● **Text excerpt**

_ _ _ _

Alteration of topoisomerase II-alpha gene in human breast cancer and its association with responsiveness to anthracycline- based chemotherapy

Abstract

524 Background: Topoisomerase II-alpha (TOP2A) gene amplification, and not HER2 amplification, may be the predictive marker for responsiveness to anthracycline chemotherapy. Methods: To address this issue we performed a test set-validation set series of analyses. Amplification of TOP2A and HER2 was evaluated by fluorescence in situ hybridization (FISH) in patients with metastatic breast cancer who participated in a randomized trial (H0648g, n = 469) of anthracycline-based chemotherapy with or without trastuzumab. This group represented the test set. To validate our observations in the H0648g test set we analyzed breast cancers from two other, large, randomized clinical studies of anthracycline-based chemotherapy; one with HER-2 amplification and trastuzumab-based therapy (BCIRG006, n = 3,222) and one without HER-2 amplification and combination-based chemotherapy (BCIRG005, n = 3,298), comparing TOP2A status with clinical outcome. Both of the latter trials were adjuvant trials. Results: In the H0648g test set patients whose breast cancers had TOP2A gene co- amplification and who were treated with doxorubicin, cyclophosphamide (AC) and trastuzumab had a longer progression-free survival compared to those who were treated with AC alone (p = 0.03). Patients treated solely with AC, whose breast cancers had TOP2A gene co-amplification had a statistically significant improvement in duration of survival compared to those without TOP2A gene amplification (p = 0.004). Among all women entered in the HER2-positive BCIRG 006 clinical trial, as well as among women who were treated with anthracycline-containing chemotherapy alone, women whose breast cancers showed TOP2A gene co-amplification had a significantly longer disease-free (p <0.001), recurrence-free (p <0.001) and overall survival (p = 0.01) compared to women whose breast cancers lacked TOP2A amplification. Unexpectedly, the added beneficial effect of trastuzumab was not seen among TOP2A co-amplified breast cancer patients in the larger BCIRG006 trial. Conclusions: In patients treated with chemotherapy alone the findings demonstrate that TOP2A gene co-amplification is a useful predictive marker of responsiveness to anthracycline-containing chemotherapy. No significant financial relationships to disclose.

_ _ _ _

● **Data under study**
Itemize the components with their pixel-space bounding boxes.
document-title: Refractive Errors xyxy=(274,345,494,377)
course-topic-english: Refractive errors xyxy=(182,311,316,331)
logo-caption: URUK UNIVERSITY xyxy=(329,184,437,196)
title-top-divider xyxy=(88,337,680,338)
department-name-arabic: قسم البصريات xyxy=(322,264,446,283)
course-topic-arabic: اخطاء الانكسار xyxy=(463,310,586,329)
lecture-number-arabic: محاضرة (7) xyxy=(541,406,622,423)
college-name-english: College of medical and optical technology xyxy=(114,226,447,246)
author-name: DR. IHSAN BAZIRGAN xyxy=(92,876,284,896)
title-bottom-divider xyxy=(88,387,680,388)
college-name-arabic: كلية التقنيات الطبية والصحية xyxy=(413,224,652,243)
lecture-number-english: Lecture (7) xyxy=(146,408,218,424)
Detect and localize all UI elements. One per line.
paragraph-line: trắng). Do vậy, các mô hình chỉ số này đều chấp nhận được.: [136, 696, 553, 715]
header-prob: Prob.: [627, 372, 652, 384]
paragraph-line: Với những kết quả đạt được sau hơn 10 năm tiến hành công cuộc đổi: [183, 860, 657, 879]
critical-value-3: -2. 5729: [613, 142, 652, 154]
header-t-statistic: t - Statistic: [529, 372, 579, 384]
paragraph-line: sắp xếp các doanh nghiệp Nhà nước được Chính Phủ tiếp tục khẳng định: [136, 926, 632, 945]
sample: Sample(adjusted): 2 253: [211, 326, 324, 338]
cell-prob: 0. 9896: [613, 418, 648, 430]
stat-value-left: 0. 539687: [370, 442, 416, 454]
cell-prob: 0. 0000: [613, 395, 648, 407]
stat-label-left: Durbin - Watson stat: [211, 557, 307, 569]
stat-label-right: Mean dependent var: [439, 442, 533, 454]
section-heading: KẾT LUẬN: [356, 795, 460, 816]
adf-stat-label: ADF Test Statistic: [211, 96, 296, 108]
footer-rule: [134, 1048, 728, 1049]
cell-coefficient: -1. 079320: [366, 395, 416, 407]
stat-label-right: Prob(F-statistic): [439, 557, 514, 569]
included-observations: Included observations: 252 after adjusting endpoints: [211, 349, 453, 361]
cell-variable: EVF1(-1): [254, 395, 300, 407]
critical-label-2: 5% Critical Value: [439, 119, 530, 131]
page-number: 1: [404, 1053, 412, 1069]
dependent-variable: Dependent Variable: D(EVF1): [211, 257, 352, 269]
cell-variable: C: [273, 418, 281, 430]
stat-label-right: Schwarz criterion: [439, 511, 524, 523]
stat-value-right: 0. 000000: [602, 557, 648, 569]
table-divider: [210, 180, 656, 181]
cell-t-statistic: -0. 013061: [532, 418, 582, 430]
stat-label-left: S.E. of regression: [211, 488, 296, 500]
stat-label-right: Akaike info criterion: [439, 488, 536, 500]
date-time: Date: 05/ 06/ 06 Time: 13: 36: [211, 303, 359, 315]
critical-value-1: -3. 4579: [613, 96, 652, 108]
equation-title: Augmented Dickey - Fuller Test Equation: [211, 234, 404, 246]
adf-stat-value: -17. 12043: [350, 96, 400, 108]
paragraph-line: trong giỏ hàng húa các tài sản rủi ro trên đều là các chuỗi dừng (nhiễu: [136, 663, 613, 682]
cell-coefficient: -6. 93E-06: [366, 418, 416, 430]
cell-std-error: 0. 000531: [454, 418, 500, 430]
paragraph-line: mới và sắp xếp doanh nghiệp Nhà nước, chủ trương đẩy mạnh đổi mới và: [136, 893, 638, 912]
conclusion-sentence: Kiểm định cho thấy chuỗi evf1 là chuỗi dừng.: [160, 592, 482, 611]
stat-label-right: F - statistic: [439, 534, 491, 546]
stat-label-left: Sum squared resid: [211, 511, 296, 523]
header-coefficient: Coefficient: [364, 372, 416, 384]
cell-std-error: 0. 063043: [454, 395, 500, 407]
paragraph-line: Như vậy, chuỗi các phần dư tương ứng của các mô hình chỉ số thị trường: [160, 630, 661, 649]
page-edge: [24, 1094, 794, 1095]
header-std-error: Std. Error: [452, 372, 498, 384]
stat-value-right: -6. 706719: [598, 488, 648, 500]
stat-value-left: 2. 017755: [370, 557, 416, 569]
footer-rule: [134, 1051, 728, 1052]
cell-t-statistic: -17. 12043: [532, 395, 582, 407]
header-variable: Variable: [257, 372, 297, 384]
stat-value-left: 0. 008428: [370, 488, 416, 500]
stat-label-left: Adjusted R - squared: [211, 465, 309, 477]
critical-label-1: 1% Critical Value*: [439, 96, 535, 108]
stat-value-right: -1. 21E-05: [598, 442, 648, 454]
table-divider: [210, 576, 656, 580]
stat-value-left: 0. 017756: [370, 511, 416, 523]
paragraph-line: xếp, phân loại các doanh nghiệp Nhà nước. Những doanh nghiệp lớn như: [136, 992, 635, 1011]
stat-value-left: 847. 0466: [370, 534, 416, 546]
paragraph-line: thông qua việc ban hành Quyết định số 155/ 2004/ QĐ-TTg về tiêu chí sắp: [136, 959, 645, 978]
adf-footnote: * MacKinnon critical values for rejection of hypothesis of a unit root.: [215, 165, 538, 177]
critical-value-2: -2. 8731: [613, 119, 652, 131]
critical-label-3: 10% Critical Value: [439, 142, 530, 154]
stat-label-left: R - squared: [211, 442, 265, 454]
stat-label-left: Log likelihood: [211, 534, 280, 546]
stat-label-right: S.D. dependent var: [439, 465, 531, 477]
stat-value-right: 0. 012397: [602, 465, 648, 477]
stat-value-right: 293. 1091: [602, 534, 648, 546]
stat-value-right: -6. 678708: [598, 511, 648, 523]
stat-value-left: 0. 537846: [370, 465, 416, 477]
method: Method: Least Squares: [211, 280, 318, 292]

_ _ _ _

● **Task directions**
In the TOP2A abstract, why did the researchers analyze breast cancers from the BCIRG006 and BCIRG005 trials? Please answer in one to three sentences.

● **The completed task**
They analyzed breast cancers from these two large, randomized trials of anthracycline-based chemotherapy to validate the observations they had made in the H0648g test set. In both trials they compared TOP2A status with clinical outcome.